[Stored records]
---
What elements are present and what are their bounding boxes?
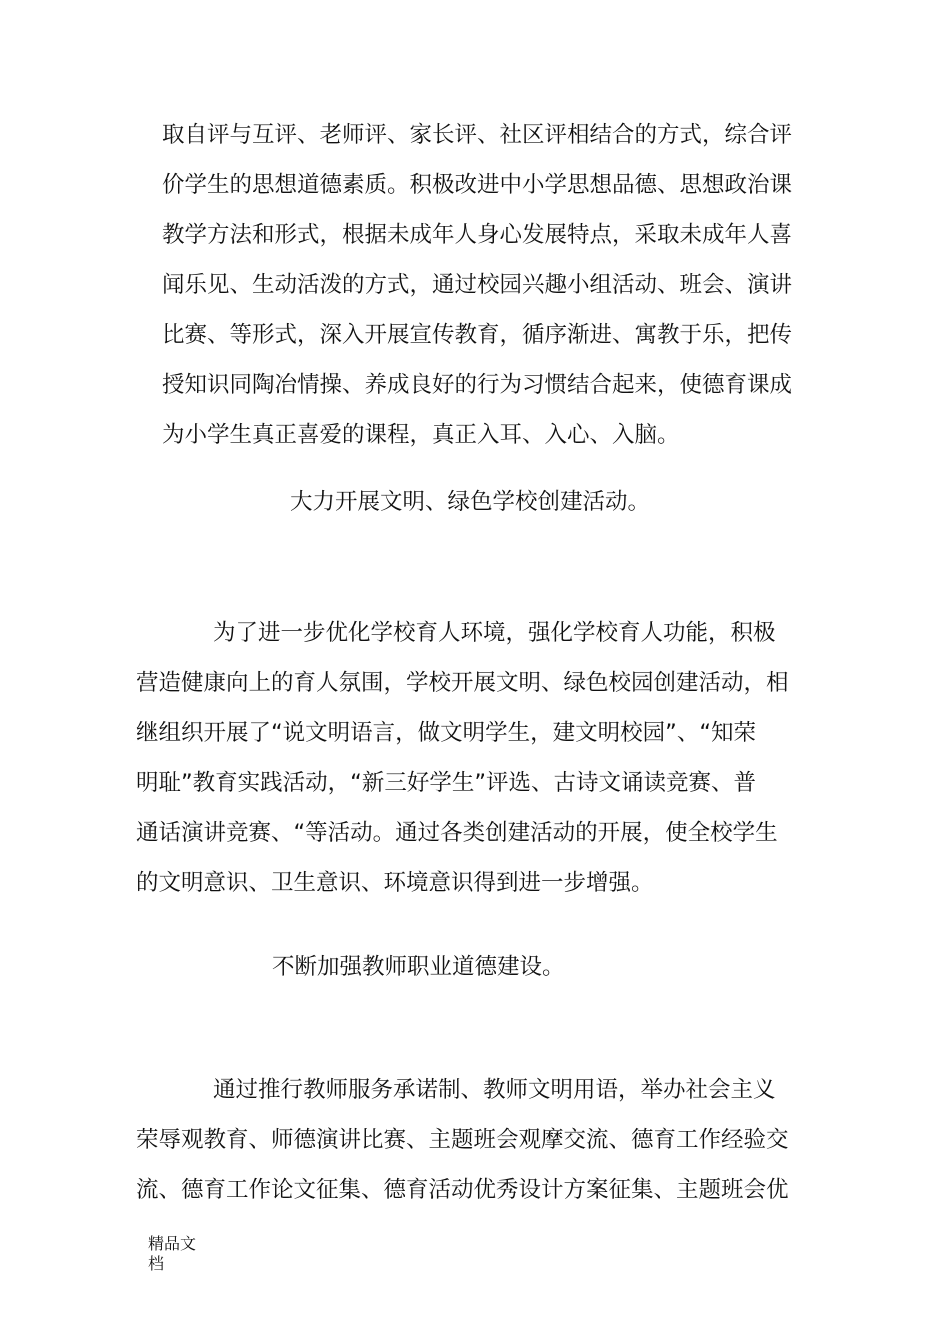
paragraph-line: 比赛、等形式，深入开展宣传教育，循序渐进、寓教于乐，把传	[162, 322, 793, 348]
section-heading: 不断加强教师职业道德建设。	[272, 954, 565, 980]
paragraph-line: 闻乐见、生动活泼的方式，通过校园兴趣小组活动、班会、演讲	[162, 272, 793, 298]
paragraph-line: 的文明意识、卫生意识、环境意识得到进一步增强。	[136, 870, 654, 896]
footer-watermark-line1: 精品文	[148, 1234, 197, 1253]
paragraph-line: 明耻”教育实践活动，“新三好学生”评选、古诗文诵读竞赛、普	[136, 770, 756, 796]
paragraph-line: 取自评与互评、老师评、家长评、社区评相结合的方式，综合评	[162, 122, 793, 148]
paragraph-line: 通过推行教师服务承诺制、教师文明用语，举办社会主义	[213, 1077, 776, 1103]
paragraph-line: 授知识同陶冶情操、养成良好的行为习惯结合起来，使德育课成	[162, 372, 793, 398]
paragraph-line: 流、德育工作论文征集、德育活动优秀设计方案征集、主题班会优	[136, 1177, 789, 1203]
paragraph-line: 营造健康向上的育人氛围，学校开展文明、绿色校园创建活动，相	[136, 670, 789, 696]
paragraph-line: 荣辱观教育、师德演讲比赛、主题班会观摩交流、德育工作经验交	[136, 1127, 789, 1153]
paragraph-line: 通话演讲竞赛、“等活动。通过各类创建活动的开展，使全校学生	[136, 820, 778, 846]
paragraph-line: 继组织开展了“说文明语言，做文明学生，建文明校园”、“知荣	[136, 720, 756, 746]
footer-watermark-line2: 档	[148, 1254, 165, 1273]
paragraph-line: 教学方法和形式，根据未成年人身心发展特点，采取未成年人喜	[162, 222, 793, 248]
section-heading: 大力开展文明、绿色学校创建活动。	[290, 489, 651, 515]
paragraph-line: 为了进一步优化学校育人环境，强化学校育人功能，积极	[213, 620, 776, 646]
paragraph-line: 价学生的思想道德素质。积极改进中小学思想品德、思想政治课	[162, 172, 793, 198]
paragraph-line: 为小学生真正喜爱的课程，真正入耳、入心、入脑。	[162, 422, 680, 448]
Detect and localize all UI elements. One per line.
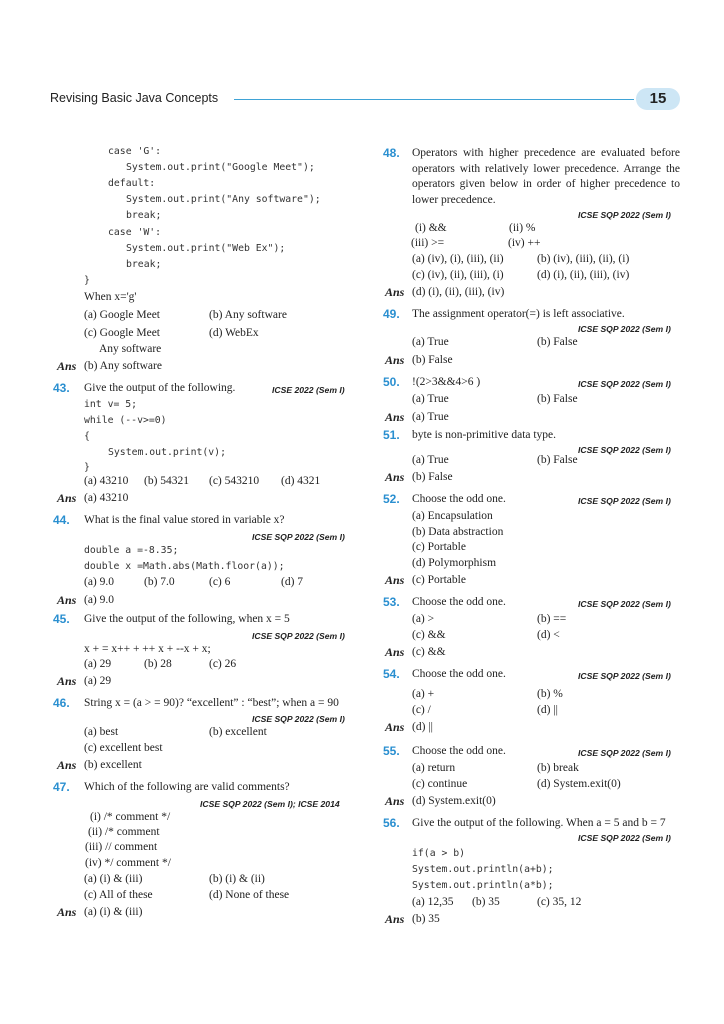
when-line: When x='g' — [84, 291, 137, 303]
question-number: 49. — [383, 307, 400, 321]
code-line: while (--v>=0) — [84, 415, 167, 426]
option: (a) 9.0 — [84, 576, 115, 588]
question-number: 52. — [383, 492, 400, 506]
code-line: } — [84, 462, 90, 473]
code-line: default: — [108, 178, 156, 189]
question-number: 45. — [53, 612, 70, 626]
option: (d) (i), (ii), (iii), (iv) — [537, 269, 630, 281]
option: (c) Google Meet — [84, 327, 160, 339]
option: (a) + — [412, 688, 435, 700]
option: (c) 543210 — [209, 475, 260, 487]
answer-label: Ans — [385, 720, 405, 734]
list-item: (iii) >= — [411, 237, 445, 249]
option: (c) 26 — [209, 658, 237, 670]
option: (a) 29 — [84, 658, 112, 670]
option: (a) (iv), (i), (iii), (ii) — [412, 253, 504, 265]
answer: (b) False — [412, 471, 453, 483]
option: (b) (iv), (iii), (ii), (i) — [537, 253, 630, 265]
answer: (d) (i), (ii), (iii), (iv) — [412, 286, 505, 298]
code-line: double a =-8.35; — [84, 545, 179, 556]
option: (c) / — [412, 704, 431, 716]
option: (a) > — [412, 613, 435, 625]
answer: (a) 43210 — [84, 492, 129, 504]
option: (c) continue — [412, 778, 468, 790]
answer-label: Ans — [385, 573, 405, 587]
exam-tag: ICSE SQP 2022 (Sem I) — [578, 496, 671, 506]
option: (a) Google Meet — [84, 309, 160, 321]
answer: (c) Portable — [412, 574, 466, 586]
question-text: Give the output of the following. When a = 5 and b = 7 — [412, 817, 666, 829]
answer: (b) 35 — [412, 913, 440, 925]
question-text: Choose the odd one. — [412, 493, 506, 505]
list-item: (i) /* comment */ — [90, 811, 171, 823]
option: (d) || — [537, 704, 558, 716]
option: (a) Encapsulation — [412, 510, 493, 522]
answer: (d) System.exit(0) — [412, 795, 496, 807]
code-line: double x =Math.abs(Math.floor(a)); — [84, 561, 285, 572]
answer-label: Ans — [385, 645, 405, 659]
code-line: System.out.print("Any software"); — [126, 194, 321, 205]
option: (a) 43210 — [84, 475, 129, 487]
question-text: Which of the following are valid comments? — [84, 781, 290, 793]
question-number: 47. — [53, 780, 70, 794]
answer: (b) excellent — [84, 759, 142, 771]
question-text: byte is non-primitive data type. — [412, 429, 557, 441]
answer-label: Ans — [385, 470, 405, 484]
question-text: Choose the odd one. — [412, 745, 506, 757]
exam-tag: ICSE SQP 2022 (Sem I) — [578, 599, 671, 609]
code-line: System.out.print("Google Meet"); — [126, 162, 315, 173]
question-number: 48. — [383, 146, 400, 160]
code-line: { — [84, 431, 90, 442]
list-item: (ii) % — [509, 222, 536, 234]
question-number: 56. — [383, 816, 400, 830]
option: (c) (iv), (ii), (iii), (i) — [412, 269, 504, 281]
answer-label: Ans — [385, 353, 405, 367]
question-number: 50. — [383, 375, 400, 389]
option: (b) False — [537, 336, 578, 348]
header-rule — [234, 99, 634, 100]
code-line: System.out.println(a+b); — [412, 864, 554, 875]
list-item: (iv) ++ — [508, 237, 541, 249]
option: (b) False — [537, 393, 578, 405]
answer: (b) Any software — [84, 360, 162, 372]
option: (d) < — [537, 629, 560, 641]
answer-label: Ans — [57, 674, 77, 688]
code-line: break; — [126, 210, 162, 221]
question-number: 46. — [53, 696, 70, 710]
option: (b) % — [537, 688, 563, 700]
option: (b) False — [537, 454, 578, 466]
option: (b) excellent — [209, 726, 267, 738]
option: (a) best — [84, 726, 119, 738]
question-number: 54. — [383, 667, 400, 681]
option: (b) 7.0 — [144, 576, 175, 588]
answer-label: Ans — [385, 912, 405, 926]
code-line: if(a > b) — [412, 848, 466, 859]
option: (c) 6 — [209, 576, 231, 588]
list-item: (iii) // comment — [85, 841, 158, 853]
option: (a) (i) & (iii) — [84, 873, 143, 885]
question-text: Choose the odd one. — [412, 668, 506, 680]
option: (c) excellent best — [84, 742, 163, 754]
option: (c) All of these — [84, 889, 153, 901]
list-item: (ii) /* comment — [88, 826, 160, 838]
exam-tag: ICSE 2022 (Sem I) — [272, 385, 345, 395]
option: (c) && — [412, 629, 446, 641]
answer: (a) 9.0 — [84, 594, 115, 606]
running-header: Revising Basic Java Concepts — [50, 91, 219, 105]
answer: (c) && — [412, 646, 446, 658]
code-line: case 'G': — [108, 146, 162, 157]
option: (b) == — [537, 613, 567, 625]
answer: (a) 29 — [84, 675, 112, 687]
answer-label: Ans — [385, 285, 405, 299]
answer-label: Ans — [57, 491, 77, 505]
expression: x + = x++ + ++ x + --x + x; — [84, 643, 211, 655]
answer-label: Ans — [385, 410, 405, 424]
exam-tag: ICSE SQP 2022 (Sem I) — [578, 379, 671, 389]
question-text: What is the final value stored in variable x? — [84, 514, 285, 526]
question-number: 51. — [383, 428, 400, 442]
option: (a) True — [412, 336, 449, 348]
option: (b) Data abstraction — [412, 526, 504, 538]
option: (a) 12,35 — [412, 896, 454, 908]
list-item: (iv) */ comment */ — [85, 857, 171, 869]
answer-label: Ans — [57, 359, 77, 373]
answer-label: Ans — [57, 593, 77, 607]
question-number: 53. — [383, 595, 400, 609]
option: (b) 35 — [472, 896, 500, 908]
option: (b) Any software — [209, 309, 287, 321]
question-text: Give the output of the following. — [84, 382, 236, 394]
question-number: 44. — [53, 513, 70, 527]
option: (d) System.exit(0) — [537, 778, 621, 790]
answer-label: Ans — [57, 905, 77, 919]
option: (c) 35, 12 — [537, 896, 582, 908]
option: (a) True — [412, 454, 449, 466]
exam-tag: ICSE SQP 2022 (Sem I) — [252, 714, 345, 724]
exam-tag: ICSE SQP 2022 (Sem I) — [578, 210, 671, 220]
question-text: Choose the odd one. — [412, 596, 506, 608]
option: (d) Polymorphism — [412, 557, 497, 569]
option: (b) 28 — [144, 658, 172, 670]
answer: (a) (i) & (iii) — [84, 906, 143, 918]
answer: (a) True — [412, 411, 449, 423]
code-line: } — [84, 275, 90, 286]
answer: (d) || — [412, 721, 433, 733]
option: (b) 54321 — [144, 475, 190, 487]
exam-tag: ICSE SQP 2022 (Sem I) — [578, 324, 671, 334]
option: (b) break — [537, 762, 579, 774]
exam-tag: ICSE SQP 2022 (Sem I); ICSE 2014 — [200, 799, 340, 809]
answer: (b) False — [412, 354, 453, 366]
option: (a) return — [412, 762, 456, 774]
code-line: System.out.print(v); — [108, 447, 226, 458]
question-number: 43. — [53, 381, 70, 395]
exam-tag: ICSE SQP 2022 (Sem I) — [578, 445, 671, 455]
answer-label: Ans — [57, 758, 77, 772]
exam-tag: ICSE SQP 2022 (Sem I) — [578, 671, 671, 681]
exam-tag: ICSE SQP 2022 (Sem I) — [578, 833, 671, 843]
option: (d) WebEx — [209, 327, 259, 339]
code-line: int v= 5; — [84, 399, 138, 410]
answer-label: Ans — [385, 794, 405, 808]
exam-tag: ICSE SQP 2022 (Sem I) — [578, 748, 671, 758]
option: Any software — [99, 343, 162, 355]
question-text: String x = (a > = 90)? “excellent” : “best”; when a = 90 — [84, 697, 339, 709]
option: (d) 4321 — [281, 475, 321, 487]
code-line: case 'W': — [108, 227, 162, 238]
code-line: System.out.print("Web Ex"); — [126, 243, 286, 254]
question-text: !(2>3&&4>6 ) — [412, 376, 481, 388]
option: (d) 7 — [281, 576, 304, 588]
code-line: System.out.println(a*b); — [412, 880, 554, 891]
question-number: 55. — [383, 744, 400, 758]
option: (d) None of these — [209, 889, 290, 901]
exam-tag: ICSE SQP 2022 (Sem I) — [252, 532, 345, 542]
question-text: Give the output of the following, when x = 5 — [84, 613, 290, 625]
list-item: (i) && — [415, 222, 447, 234]
page-number: 15 — [636, 88, 680, 110]
code-line: break; — [126, 259, 162, 270]
option: (c) Portable — [412, 541, 466, 553]
question-text: Operators with higher precedence are evaluated before operators with relatively lower precedence. Arrange the operators given below in order of higher precedence to lower precedence. — [412, 147, 680, 206]
option: (b) (i) & (ii) — [209, 873, 265, 885]
exam-tag: ICSE SQP 2022 (Sem I) — [252, 631, 345, 641]
option: (a) True — [412, 393, 449, 405]
question-text: The assignment operator(=) is left associative. — [412, 308, 625, 320]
---
* [Goal]
Transcribe the lines from the line with "when-line: When x='g' — [84, 291, 137, 303]" up to and including the line with "option: (c) Google Meet — [84, 327, 160, 339]".

* [Task answer]
when-line: When x='g' — [84, 291, 137, 303]
question-number: 49. — [383, 307, 400, 321]
code-line: while (--v>=0) — [84, 415, 167, 426]
option: (a) 9.0 — [84, 576, 115, 588]
question-number: 52. — [383, 492, 400, 506]
code-line: } — [84, 462, 90, 473]
code-line: default: — [108, 178, 156, 189]
question-number: 45. — [53, 612, 70, 626]
option: (d) (i), (ii), (iii), (iv) — [537, 269, 630, 281]
option: (c) Google Meet — [84, 327, 160, 339]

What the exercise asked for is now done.